▶ **Dataset entries on figures**:
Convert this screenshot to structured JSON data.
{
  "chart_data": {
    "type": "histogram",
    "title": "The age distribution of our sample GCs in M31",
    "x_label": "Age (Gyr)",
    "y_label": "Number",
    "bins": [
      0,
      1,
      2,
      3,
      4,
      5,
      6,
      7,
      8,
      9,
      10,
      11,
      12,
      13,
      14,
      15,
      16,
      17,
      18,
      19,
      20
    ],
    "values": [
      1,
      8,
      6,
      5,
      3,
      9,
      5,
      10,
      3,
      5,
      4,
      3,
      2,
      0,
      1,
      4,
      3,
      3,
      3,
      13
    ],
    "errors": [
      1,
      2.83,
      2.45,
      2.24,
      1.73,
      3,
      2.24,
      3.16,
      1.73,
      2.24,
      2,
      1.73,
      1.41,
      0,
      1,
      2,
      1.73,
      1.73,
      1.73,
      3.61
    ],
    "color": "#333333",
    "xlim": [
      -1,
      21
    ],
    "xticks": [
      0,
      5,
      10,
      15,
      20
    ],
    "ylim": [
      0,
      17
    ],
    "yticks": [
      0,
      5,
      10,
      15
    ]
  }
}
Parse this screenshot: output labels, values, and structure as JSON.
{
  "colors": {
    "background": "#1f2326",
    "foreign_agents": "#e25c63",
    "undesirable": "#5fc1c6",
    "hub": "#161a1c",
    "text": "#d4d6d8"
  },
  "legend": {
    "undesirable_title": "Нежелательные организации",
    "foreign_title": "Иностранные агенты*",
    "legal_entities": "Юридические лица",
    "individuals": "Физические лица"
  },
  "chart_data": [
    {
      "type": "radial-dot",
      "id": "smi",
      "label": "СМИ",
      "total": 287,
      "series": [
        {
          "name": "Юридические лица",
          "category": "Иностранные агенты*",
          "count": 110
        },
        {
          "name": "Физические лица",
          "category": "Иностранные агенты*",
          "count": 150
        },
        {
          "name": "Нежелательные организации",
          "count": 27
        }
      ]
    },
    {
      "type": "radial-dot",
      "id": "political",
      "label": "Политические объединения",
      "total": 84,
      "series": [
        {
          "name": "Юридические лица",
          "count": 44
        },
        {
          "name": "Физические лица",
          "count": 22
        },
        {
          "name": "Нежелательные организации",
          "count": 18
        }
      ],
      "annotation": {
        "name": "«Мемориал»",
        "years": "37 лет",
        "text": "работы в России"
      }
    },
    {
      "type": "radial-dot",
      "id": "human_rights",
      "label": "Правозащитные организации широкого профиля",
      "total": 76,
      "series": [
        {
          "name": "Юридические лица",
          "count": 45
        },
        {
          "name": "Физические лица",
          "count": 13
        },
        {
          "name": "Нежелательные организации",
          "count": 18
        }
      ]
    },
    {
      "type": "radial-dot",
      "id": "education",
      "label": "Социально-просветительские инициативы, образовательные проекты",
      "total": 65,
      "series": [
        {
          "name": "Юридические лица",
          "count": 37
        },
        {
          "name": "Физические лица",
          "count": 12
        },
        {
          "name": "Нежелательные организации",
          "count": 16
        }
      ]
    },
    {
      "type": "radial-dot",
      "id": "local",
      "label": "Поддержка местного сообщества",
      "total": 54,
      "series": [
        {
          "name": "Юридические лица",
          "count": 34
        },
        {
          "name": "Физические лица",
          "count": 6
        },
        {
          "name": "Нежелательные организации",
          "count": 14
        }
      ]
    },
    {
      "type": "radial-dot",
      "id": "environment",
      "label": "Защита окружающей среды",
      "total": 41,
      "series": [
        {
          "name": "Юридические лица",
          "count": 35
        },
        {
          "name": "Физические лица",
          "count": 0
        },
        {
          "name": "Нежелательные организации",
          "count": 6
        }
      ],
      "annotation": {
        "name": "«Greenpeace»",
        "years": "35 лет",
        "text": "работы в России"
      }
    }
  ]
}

▶ **INSTRUCTIONS FOR THE TASK**: Each entry above is to be printed again exactly.

▶ **OUTPUT FOR THIS TASK**:
Convert this screenshot to structured JSON data.
{
  "chart_data": {
    "type": "histogram",
    "title": "The age distribution of our sample GCs in M31",
    "x_label": "Age (Gyr)",
    "y_label": "Number",
    "bins": [
      0,
      1,
      2,
      3,
      4,
      5,
      6,
      7,
      8,
      9,
      10,
      11,
      12,
      13,
      14,
      15,
      16,
      17,
      18,
      19,
      20
    ],
    "values": [
      1,
      8,
      6,
      5,
      3,
      9,
      5,
      10,
      3,
      5,
      4,
      3,
      2,
      0,
      1,
      4,
      3,
      3,
      3,
      13
    ],
    "errors": [
      1,
      2.83,
      2.45,
      2.24,
      1.73,
      3,
      2.24,
      3.16,
      1.73,
      2.24,
      2,
      1.73,
      1.41,
      0,
      1,
      2,
      1.73,
      1.73,
      1.73,
      3.61
    ],
    "color": "#333333",
    "xlim": [
      -1,
      21
    ],
    "xticks": [
      0,
      5,
      10,
      15,
      20
    ],
    "ylim": [
      0,
      17
    ],
    "yticks": [
      0,
      5,
      10,
      15
    ]
  }
}
Parse this screenshot: output labels, values, and structure as JSON.
{
  "colors": {
    "background": "#1f2326",
    "foreign_agents": "#e25c63",
    "undesirable": "#5fc1c6",
    "hub": "#161a1c",
    "text": "#d4d6d8"
  },
  "legend": {
    "undesirable_title": "Нежелательные организации",
    "foreign_title": "Иностранные агенты*",
    "legal_entities": "Юридические лица",
    "individuals": "Физические лица"
  },
  "chart_data": [
    {
      "type": "radial-dot",
      "id": "smi",
      "label": "СМИ",
      "total": 287,
      "series": [
        {
          "name": "Юридические лица",
          "category": "Иностранные агенты*",
          "count": 110
        },
        {
          "name": "Физические лица",
          "category": "Иностранные агенты*",
          "count": 150
        },
        {
          "name": "Нежелательные организации",
          "count": 27
        }
      ]
    },
    {
      "type": "radial-dot",
      "id": "political",
      "label": "Политические объединения",
      "total": 84,
      "series": [
        {
          "name": "Юридические лица",
          "count": 44
        },
        {
          "name": "Физические лица",
          "count": 22
        },
        {
          "name": "Нежелательные организации",
          "count": 18
        }
      ],
      "annotation": {
        "name": "«Мемориал»",
        "years": "37 лет",
        "text": "работы в России"
      }
    },
    {
      "type": "radial-dot",
      "id": "human_rights",
      "label": "Правозащитные организации широкого профиля",
      "total": 76,
      "series": [
        {
          "name": "Юридические лица",
          "count": 45
        },
        {
          "name": "Физические лица",
          "count": 13
        },
        {
          "name": "Нежелательные организации",
          "count": 18
        }
      ]
    },
    {
      "type": "radial-dot",
      "id": "education",
      "label": "Социально-просветительские инициативы, образовательные проекты",
      "total": 65,
      "series": [
        {
          "name": "Юридические лица",
          "count": 37
        },
        {
          "name": "Физические лица",
          "count": 12
        },
        {
          "name": "Нежелательные организации",
          "count": 16
        }
      ]
    },
    {
      "type": "radial-dot",
      "id": "local",
      "label": "Поддержка местного сообщества",
      "total": 54,
      "series": [
        {
          "name": "Юридические лица",
          "count": 34
        },
        {
          "name": "Физические лица",
          "count": 6
        },
        {
          "name": "Нежелательные организации",
          "count": 14
        }
      ]
    },
    {
      "type": "radial-dot",
      "id": "environment",
      "label": "Защита окружающей среды",
      "total": 41,
      "series": [
        {
          "name": "Юридические лица",
          "count": 35
        },
        {
          "name": "Физические лица",
          "count": 0
        },
        {
          "name": "Нежелательные организации",
          "count": 6
        }
      ],
      "annotation": {
        "name": "«Greenpeace»",
        "years": "35 лет",
        "text": "работы в России"
      }
    }
  ]
}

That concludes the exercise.